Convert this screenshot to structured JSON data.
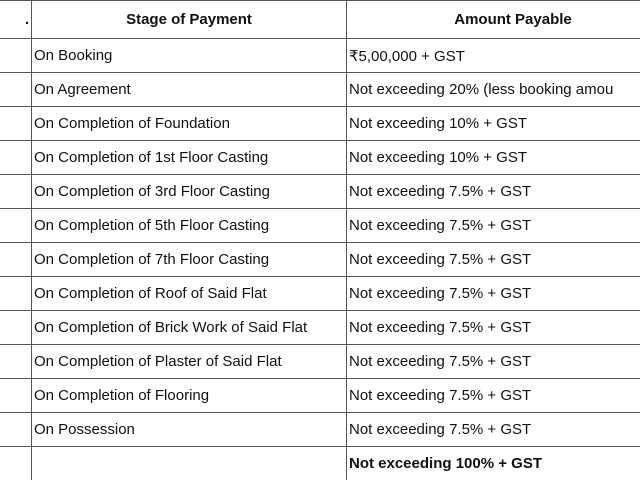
{
  "table": {
    "header": [
      ".",
      "Stage of Payment",
      "Amount Payable"
    ],
    "rows": [
      {
        "stage": "On Booking",
        "amount": "₹5,00,000 + GST"
      },
      {
        "stage": "On Agreement",
        "amount": "Not exceeding 20% (less booking amou"
      },
      {
        "stage": "On Completion of Foundation",
        "amount": "Not exceeding 10% + GST"
      },
      {
        "stage": "On Completion of 1st Floor Casting",
        "amount": "Not exceeding 10% + GST"
      },
      {
        "stage": "On Completion of 3rd Floor Casting",
        "amount": "Not exceeding 7.5% + GST"
      },
      {
        "stage": "On Completion of 5th Floor Casting",
        "amount": "Not exceeding 7.5% + GST"
      },
      {
        "stage": "On Completion of 7th Floor Casting",
        "amount": "Not exceeding 7.5% + GST"
      },
      {
        "stage": "On Completion of Roof of Said Flat",
        "amount": "Not exceeding 7.5% + GST"
      },
      {
        "stage": "On Completion of Brick Work of Said Flat",
        "amount": "Not exceeding 7.5% + GST"
      },
      {
        "stage": "On Completion of Plaster of Said Flat",
        "amount": "Not exceeding 7.5% + GST"
      },
      {
        "stage": "On Completion of Flooring",
        "amount": "Not exceeding 7.5% + GST"
      },
      {
        "stage": "On Possession",
        "amount": "Not exceeding 7.5% + GST"
      }
    ],
    "total": "Not exceeding 100% + GST"
  }
}
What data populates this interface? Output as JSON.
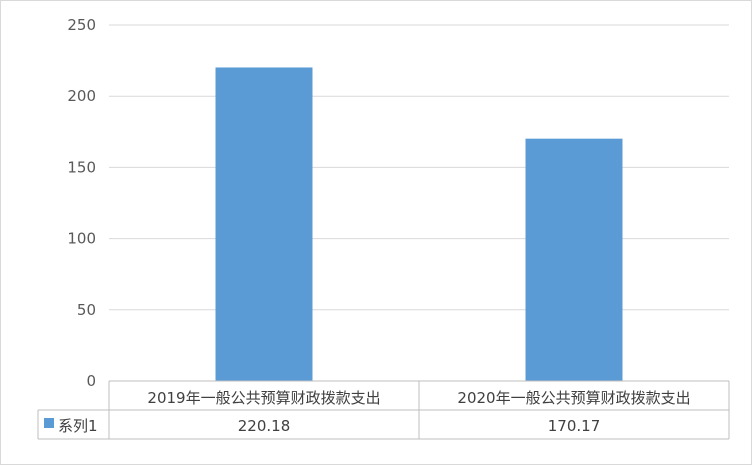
{
  "chart_data": {
    "type": "bar",
    "categories": [
      "2019年一般公共预算财政拨款支出",
      "2020年一般公共预算财政拨款支出"
    ],
    "series": [
      {
        "name": "系列1",
        "values": [
          220.18,
          170.17
        ],
        "color": "#5b9bd5"
      }
    ],
    "ylim": [
      0,
      250
    ],
    "yticks": [
      0,
      50,
      100,
      150,
      200,
      250
    ],
    "grid": true,
    "data_table": true,
    "data_table_values": [
      "220.18",
      "170.17"
    ]
  }
}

What is required:
Write out the records above exactly as they stand, leaving out every picture.

Expected answer:
Convert this screenshot to structured JSON data.
{
  "table": {
    "header": [
      ".",
      "Stage of Payment",
      "Amount Payable"
    ],
    "rows": [
      {
        "stage": "On Booking",
        "amount": "₹5,00,000 + GST"
      },
      {
        "stage": "On Agreement",
        "amount": "Not exceeding 20% (less booking amou"
      },
      {
        "stage": "On Completion of Foundation",
        "amount": "Not exceeding 10% + GST"
      },
      {
        "stage": "On Completion of 1st Floor Casting",
        "amount": "Not exceeding 10% + GST"
      },
      {
        "stage": "On Completion of 3rd Floor Casting",
        "amount": "Not exceeding 7.5% + GST"
      },
      {
        "stage": "On Completion of 5th Floor Casting",
        "amount": "Not exceeding 7.5% + GST"
      },
      {
        "stage": "On Completion of 7th Floor Casting",
        "amount": "Not exceeding 7.5% + GST"
      },
      {
        "stage": "On Completion of Roof of Said Flat",
        "amount": "Not exceeding 7.5% + GST"
      },
      {
        "stage": "On Completion of Brick Work of Said Flat",
        "amount": "Not exceeding 7.5% + GST"
      },
      {
        "stage": "On Completion of Plaster of Said Flat",
        "amount": "Not exceeding 7.5% + GST"
      },
      {
        "stage": "On Completion of Flooring",
        "amount": "Not exceeding 7.5% + GST"
      },
      {
        "stage": "On Possession",
        "amount": "Not exceeding 7.5% + GST"
      }
    ],
    "total": "Not exceeding 100% + GST"
  }
}
What data populates this interface? Output as JSON.
{
  "chart_data": {
    "type": "bar",
    "categories": [
      "2019年一般公共预算财政拨款支出",
      "2020年一般公共预算财政拨款支出"
    ],
    "series": [
      {
        "name": "系列1",
        "values": [
          220.18,
          170.17
        ],
        "color": "#5b9bd5"
      }
    ],
    "ylim": [
      0,
      250
    ],
    "yticks": [
      0,
      50,
      100,
      150,
      200,
      250
    ],
    "grid": true,
    "data_table": true,
    "data_table_values": [
      "220.18",
      "170.17"
    ]
  }
}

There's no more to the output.